- [RECORDS FOR PROCESSING]
╭──

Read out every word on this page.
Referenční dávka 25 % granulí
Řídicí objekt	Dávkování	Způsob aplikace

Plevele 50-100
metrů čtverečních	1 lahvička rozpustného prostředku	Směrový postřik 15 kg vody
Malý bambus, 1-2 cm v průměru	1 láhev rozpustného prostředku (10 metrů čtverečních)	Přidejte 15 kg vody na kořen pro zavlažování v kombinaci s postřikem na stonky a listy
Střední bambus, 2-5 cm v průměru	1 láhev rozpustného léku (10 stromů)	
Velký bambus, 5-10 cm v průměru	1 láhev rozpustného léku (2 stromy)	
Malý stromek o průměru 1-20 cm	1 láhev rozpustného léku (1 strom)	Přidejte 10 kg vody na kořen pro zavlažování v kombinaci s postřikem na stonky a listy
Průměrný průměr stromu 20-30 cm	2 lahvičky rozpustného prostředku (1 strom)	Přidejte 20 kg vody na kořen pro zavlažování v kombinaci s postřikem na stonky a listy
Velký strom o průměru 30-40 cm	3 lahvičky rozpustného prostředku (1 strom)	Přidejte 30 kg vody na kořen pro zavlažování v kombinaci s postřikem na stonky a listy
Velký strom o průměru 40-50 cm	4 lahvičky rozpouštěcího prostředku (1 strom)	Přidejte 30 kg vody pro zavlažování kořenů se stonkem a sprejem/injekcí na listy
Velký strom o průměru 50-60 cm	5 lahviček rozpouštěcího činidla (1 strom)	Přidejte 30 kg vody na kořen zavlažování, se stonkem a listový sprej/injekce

╰──
╭──

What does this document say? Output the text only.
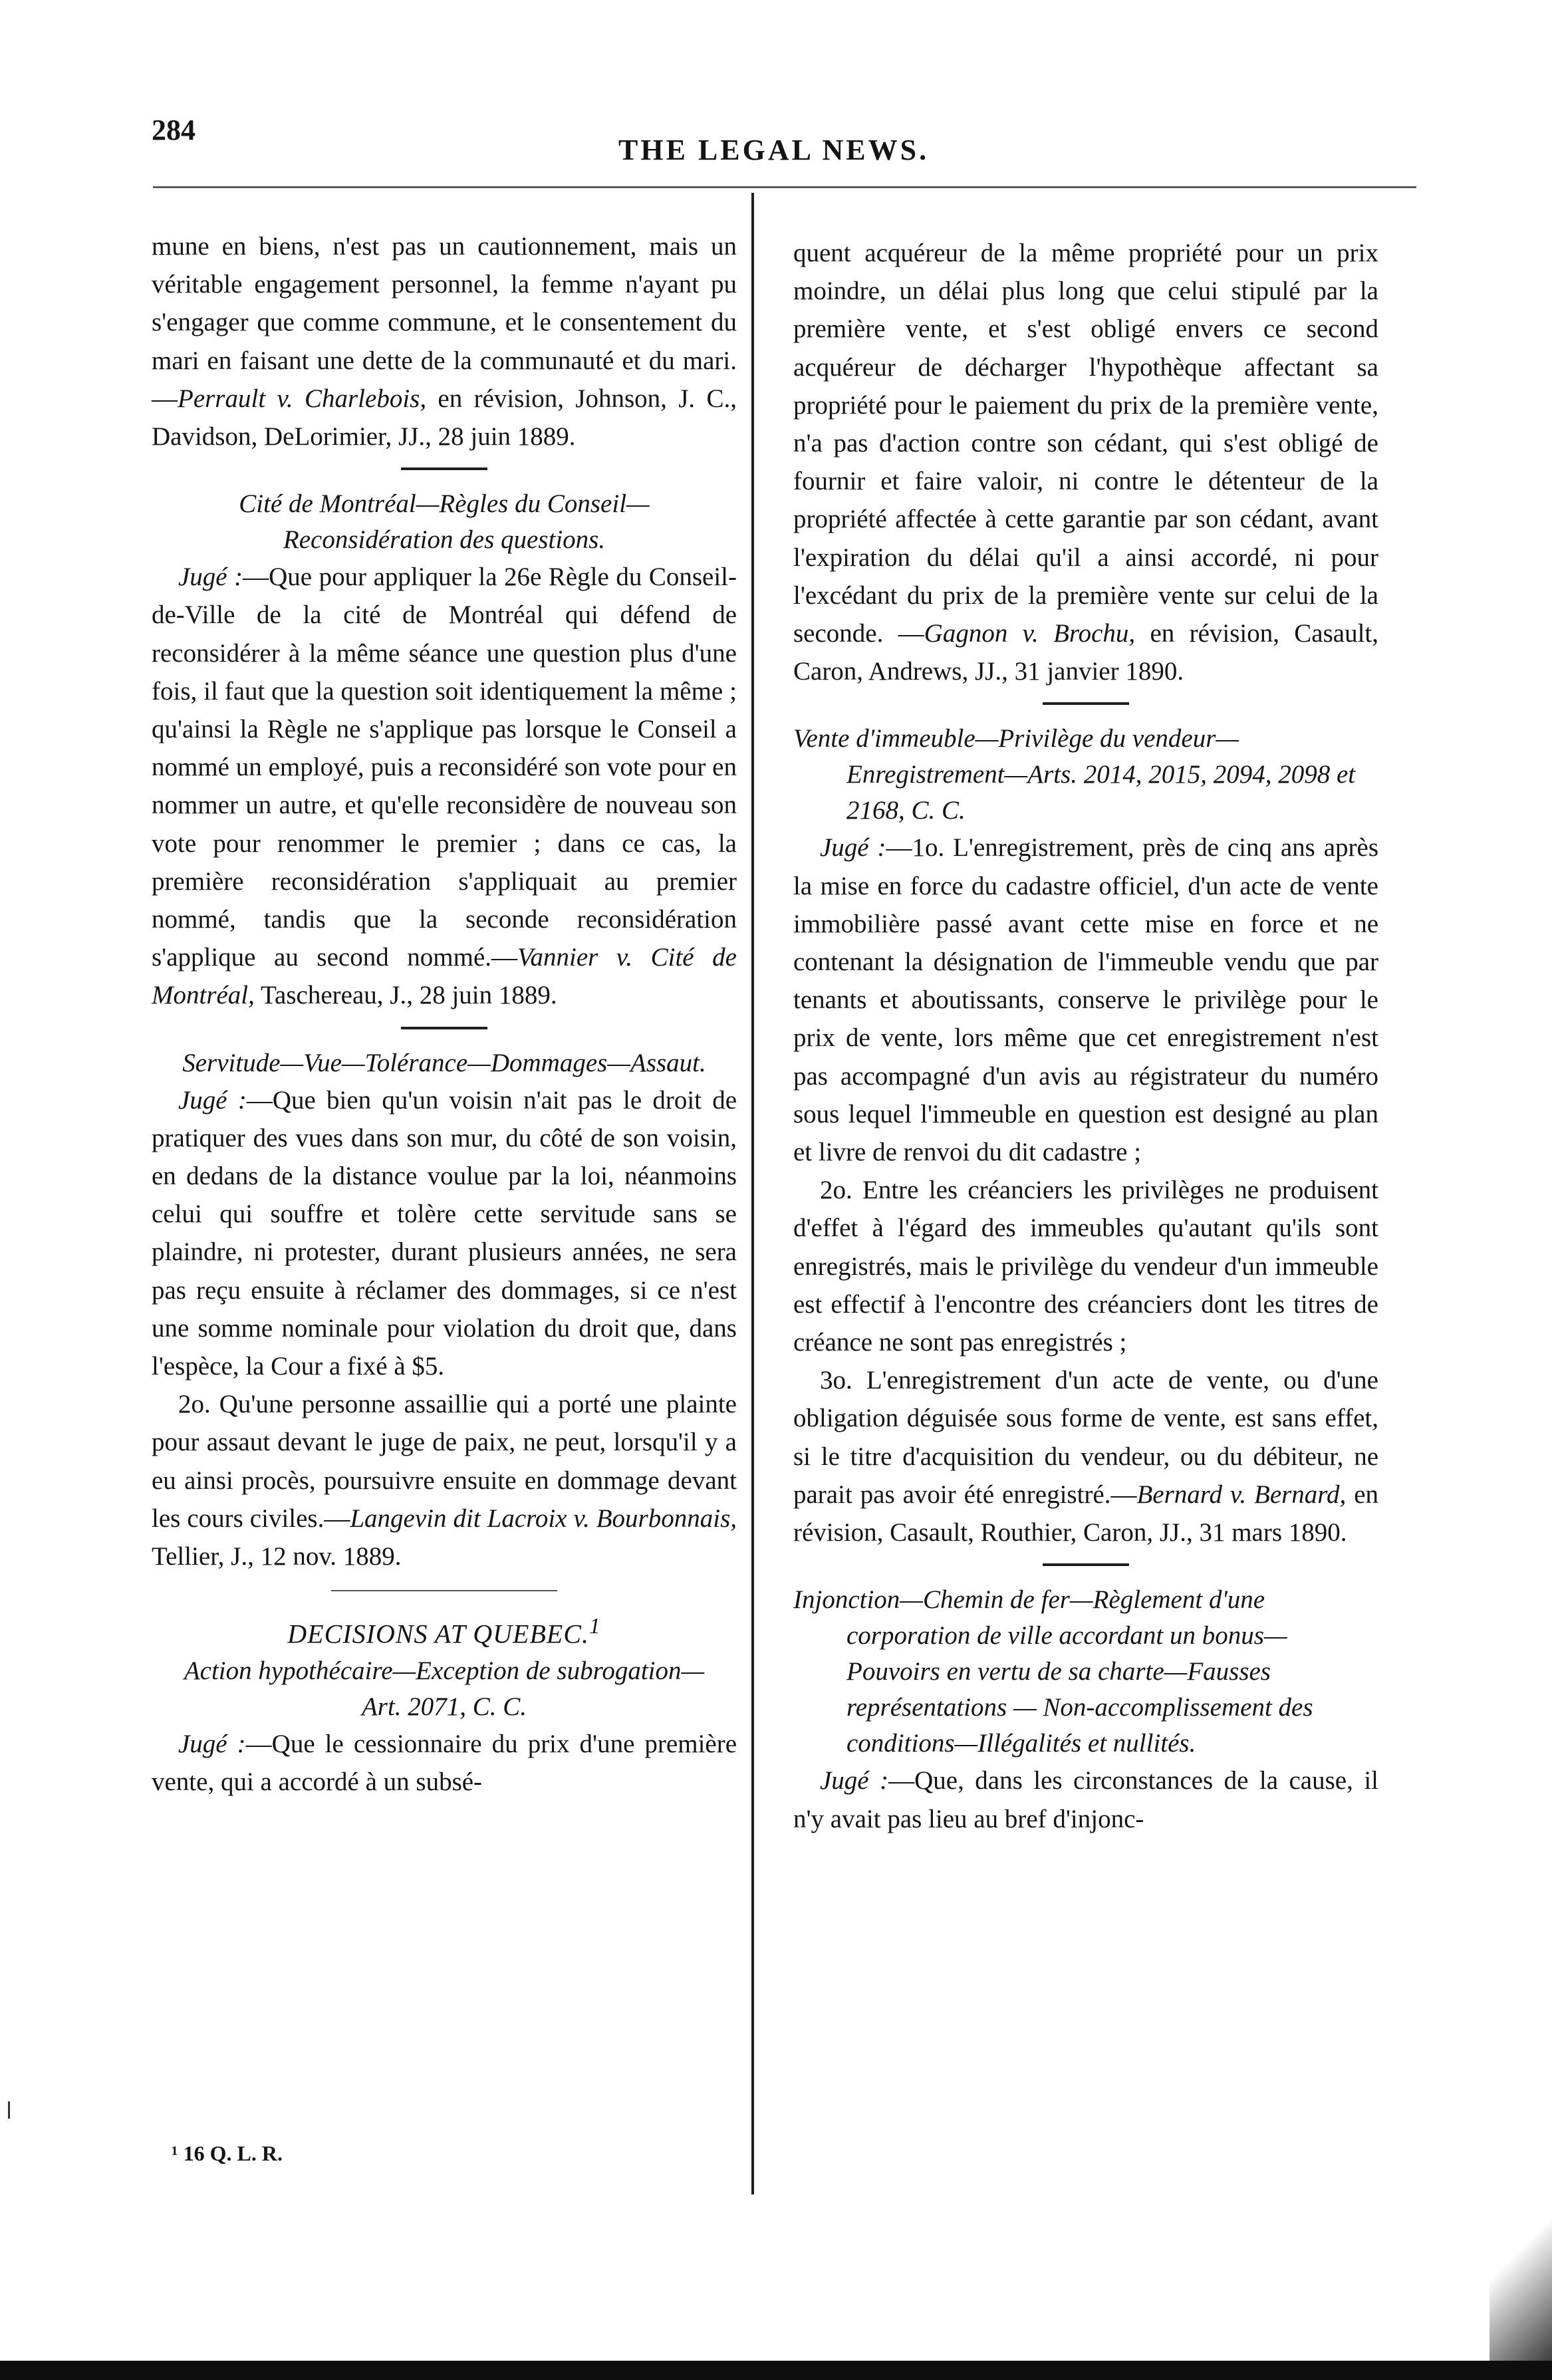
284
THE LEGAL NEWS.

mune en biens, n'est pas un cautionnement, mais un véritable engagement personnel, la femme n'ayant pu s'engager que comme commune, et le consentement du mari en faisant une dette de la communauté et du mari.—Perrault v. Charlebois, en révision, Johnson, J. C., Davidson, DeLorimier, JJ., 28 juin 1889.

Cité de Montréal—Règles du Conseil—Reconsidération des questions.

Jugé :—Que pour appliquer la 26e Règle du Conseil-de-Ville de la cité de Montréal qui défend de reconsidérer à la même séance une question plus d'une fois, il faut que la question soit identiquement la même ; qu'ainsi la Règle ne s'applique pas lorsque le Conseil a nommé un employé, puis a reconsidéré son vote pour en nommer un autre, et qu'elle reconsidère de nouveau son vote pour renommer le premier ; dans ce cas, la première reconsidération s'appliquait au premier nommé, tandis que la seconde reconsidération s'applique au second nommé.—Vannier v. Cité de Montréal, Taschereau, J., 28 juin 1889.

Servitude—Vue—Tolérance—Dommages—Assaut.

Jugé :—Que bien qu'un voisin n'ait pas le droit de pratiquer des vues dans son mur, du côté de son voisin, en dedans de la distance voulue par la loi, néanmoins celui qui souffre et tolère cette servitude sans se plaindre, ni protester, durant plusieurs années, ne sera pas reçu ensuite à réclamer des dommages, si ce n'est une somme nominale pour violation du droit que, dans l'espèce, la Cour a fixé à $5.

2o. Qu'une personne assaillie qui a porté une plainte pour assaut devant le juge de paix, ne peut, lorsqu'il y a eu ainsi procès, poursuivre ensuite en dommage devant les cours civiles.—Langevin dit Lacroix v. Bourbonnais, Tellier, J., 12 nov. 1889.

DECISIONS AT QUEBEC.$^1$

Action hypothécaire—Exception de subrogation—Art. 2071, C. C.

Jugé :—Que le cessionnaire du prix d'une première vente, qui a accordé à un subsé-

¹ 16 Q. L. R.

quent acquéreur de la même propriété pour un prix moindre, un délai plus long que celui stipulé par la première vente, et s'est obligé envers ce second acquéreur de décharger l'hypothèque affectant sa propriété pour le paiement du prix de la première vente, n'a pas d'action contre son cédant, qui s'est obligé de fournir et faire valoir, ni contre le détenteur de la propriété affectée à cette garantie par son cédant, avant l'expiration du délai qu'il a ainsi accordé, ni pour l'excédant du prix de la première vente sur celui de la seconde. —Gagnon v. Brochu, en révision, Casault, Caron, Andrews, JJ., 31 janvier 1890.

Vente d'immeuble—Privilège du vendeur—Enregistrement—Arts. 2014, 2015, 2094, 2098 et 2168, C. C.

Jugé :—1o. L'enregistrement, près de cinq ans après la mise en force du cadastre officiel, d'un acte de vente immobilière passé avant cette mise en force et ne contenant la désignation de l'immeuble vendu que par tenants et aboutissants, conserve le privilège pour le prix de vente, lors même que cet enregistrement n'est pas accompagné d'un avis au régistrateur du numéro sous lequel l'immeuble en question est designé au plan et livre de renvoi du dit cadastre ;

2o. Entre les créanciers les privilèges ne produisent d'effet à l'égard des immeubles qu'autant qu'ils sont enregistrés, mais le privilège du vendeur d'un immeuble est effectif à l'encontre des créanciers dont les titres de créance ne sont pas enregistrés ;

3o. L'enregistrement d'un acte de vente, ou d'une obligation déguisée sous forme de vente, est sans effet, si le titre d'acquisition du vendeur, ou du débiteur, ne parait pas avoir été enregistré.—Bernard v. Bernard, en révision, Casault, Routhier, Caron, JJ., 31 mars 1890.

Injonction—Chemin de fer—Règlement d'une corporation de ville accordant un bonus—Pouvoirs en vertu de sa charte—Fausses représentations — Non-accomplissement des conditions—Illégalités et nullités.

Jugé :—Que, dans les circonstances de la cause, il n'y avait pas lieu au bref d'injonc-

╰──

Search the entries for the string "seconde" and collect each line that has it.

- [OUTPUT FOR THIS TASK]
Jugé :—Que pour appliquer la 26e Règle du Conseil-de-Ville de la cité de Montréal qui défend de reconsidérer à la même séance une question plus d'une fois, il faut que la question soit identiquement la même ; qu'ainsi la Règle ne s'applique pas lorsque le Conseil a nommé un employé, puis a reconsidéré son vote pour en nommer un autre, et qu'elle reconsidère de nouveau son vote pour renommer le premier ; dans ce cas, la première reconsidération s'appliquait au premier nommé, tandis que la seconde reconsidération s'applique au second nommé.—Vannier v. Cité de Montréal, Taschereau, J., 28 juin 1889.
quent acquéreur de la même propriété pour un prix moindre, un délai plus long que celui stipulé par la première vente, et s'est obligé envers ce second acquéreur de décharger l'hypothèque affectant sa propriété pour le paiement du prix de la première vente, n'a pas d'action contre son cédant, qui s'est obligé de fournir et faire valoir, ni contre le détenteur de la propriété affectée à cette garantie par son cédant, avant l'expiration du délai qu'il a ainsi accordé, ni pour l'excédant du prix de la première vente sur celui de la seconde. —Gagnon v. Brochu, en révision, Casault, Caron, Andrews, JJ., 31 janvier 1890.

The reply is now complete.